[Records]
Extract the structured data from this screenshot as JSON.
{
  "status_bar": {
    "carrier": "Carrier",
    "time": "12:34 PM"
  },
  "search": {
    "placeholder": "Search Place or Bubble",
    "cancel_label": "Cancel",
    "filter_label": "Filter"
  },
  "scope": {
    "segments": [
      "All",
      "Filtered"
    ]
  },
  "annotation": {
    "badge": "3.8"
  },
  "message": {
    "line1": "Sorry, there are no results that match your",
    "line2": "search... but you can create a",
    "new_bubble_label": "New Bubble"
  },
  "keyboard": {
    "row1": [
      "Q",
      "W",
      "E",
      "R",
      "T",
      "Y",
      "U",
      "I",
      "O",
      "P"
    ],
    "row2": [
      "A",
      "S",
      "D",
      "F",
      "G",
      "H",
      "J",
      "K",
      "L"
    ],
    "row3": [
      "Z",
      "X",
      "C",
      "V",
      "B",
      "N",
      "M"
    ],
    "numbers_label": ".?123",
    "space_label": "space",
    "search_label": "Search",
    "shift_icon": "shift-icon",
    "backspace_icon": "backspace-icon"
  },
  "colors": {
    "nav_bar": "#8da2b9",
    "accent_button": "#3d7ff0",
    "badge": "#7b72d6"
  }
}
* * *
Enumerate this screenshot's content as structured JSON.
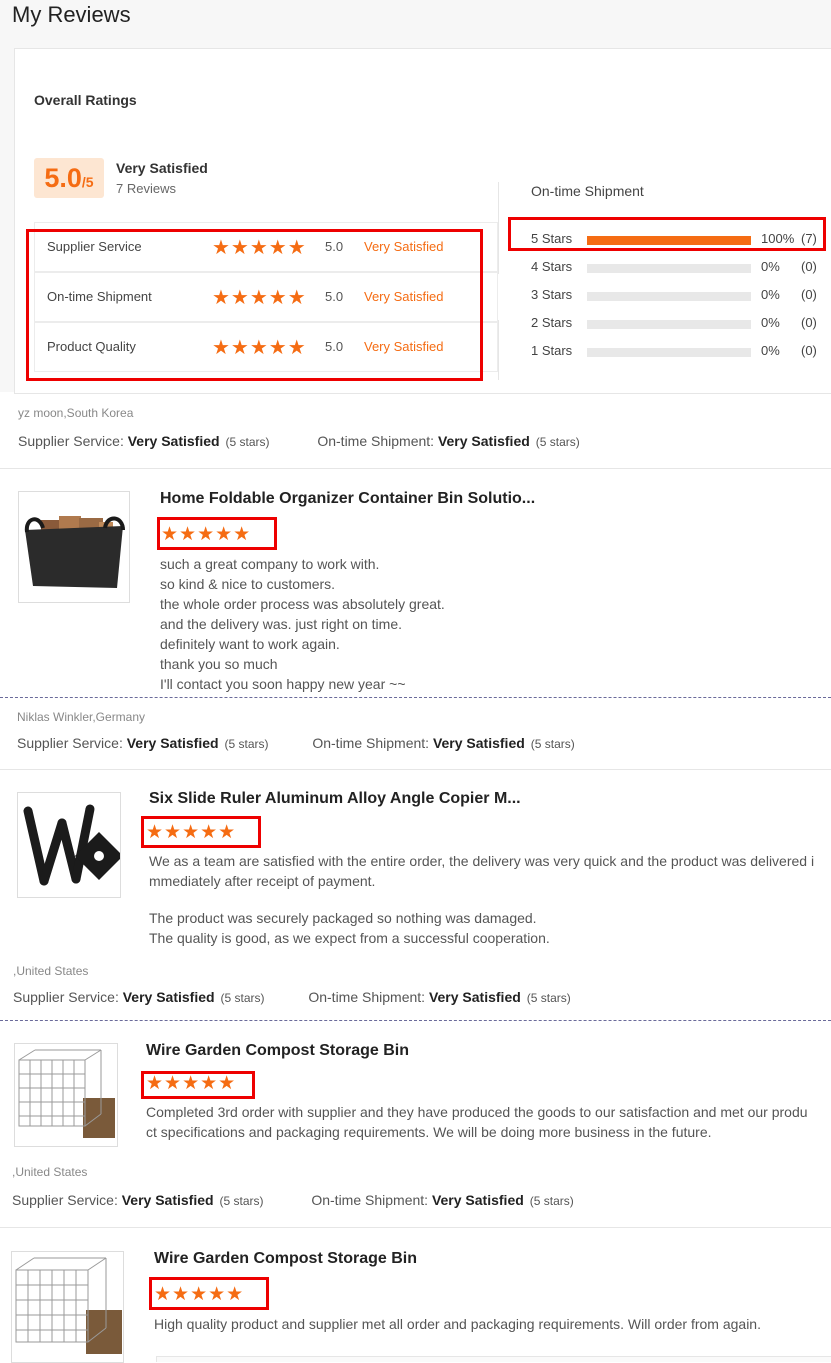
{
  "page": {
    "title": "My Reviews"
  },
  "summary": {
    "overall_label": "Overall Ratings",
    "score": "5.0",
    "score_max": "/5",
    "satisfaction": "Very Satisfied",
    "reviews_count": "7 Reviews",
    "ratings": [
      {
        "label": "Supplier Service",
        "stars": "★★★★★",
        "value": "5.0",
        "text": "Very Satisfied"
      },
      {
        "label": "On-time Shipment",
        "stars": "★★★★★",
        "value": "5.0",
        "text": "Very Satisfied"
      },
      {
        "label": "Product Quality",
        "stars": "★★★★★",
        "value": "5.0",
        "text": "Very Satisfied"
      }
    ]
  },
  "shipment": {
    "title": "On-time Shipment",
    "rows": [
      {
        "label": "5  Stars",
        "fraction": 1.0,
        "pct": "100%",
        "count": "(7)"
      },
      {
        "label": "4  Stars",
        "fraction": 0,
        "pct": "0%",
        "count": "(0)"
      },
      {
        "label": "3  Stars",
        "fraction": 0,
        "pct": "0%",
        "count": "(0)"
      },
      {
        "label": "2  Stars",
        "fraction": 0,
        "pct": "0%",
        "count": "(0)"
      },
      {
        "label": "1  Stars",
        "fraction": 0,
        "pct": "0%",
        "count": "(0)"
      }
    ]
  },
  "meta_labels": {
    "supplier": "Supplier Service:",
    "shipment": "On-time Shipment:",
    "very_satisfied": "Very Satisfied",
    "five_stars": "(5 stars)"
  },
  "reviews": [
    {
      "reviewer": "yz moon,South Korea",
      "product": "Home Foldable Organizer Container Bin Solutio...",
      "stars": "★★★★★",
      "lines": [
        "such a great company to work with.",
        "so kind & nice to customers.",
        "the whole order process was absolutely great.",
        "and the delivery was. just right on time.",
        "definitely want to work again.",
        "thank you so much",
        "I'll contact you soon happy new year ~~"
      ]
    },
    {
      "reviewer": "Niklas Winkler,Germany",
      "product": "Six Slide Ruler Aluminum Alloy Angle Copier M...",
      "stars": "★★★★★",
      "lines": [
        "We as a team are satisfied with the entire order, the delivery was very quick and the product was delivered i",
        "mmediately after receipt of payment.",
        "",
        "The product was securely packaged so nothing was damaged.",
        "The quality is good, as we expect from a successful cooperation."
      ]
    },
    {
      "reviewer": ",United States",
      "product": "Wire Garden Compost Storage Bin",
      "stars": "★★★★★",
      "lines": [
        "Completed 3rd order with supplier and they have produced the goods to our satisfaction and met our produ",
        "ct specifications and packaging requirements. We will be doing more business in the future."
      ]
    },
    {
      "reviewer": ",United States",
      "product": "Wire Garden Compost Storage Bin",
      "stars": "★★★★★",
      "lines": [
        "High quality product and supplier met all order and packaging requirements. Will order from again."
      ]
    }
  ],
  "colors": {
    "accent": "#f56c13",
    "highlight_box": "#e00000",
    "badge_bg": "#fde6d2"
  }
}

Aim
Select the lines from the entries that include the word "structured".

Exercise result
Extract the structured data from this screenshot as JSON.
Enumerate this screenshot's content as structured JSON.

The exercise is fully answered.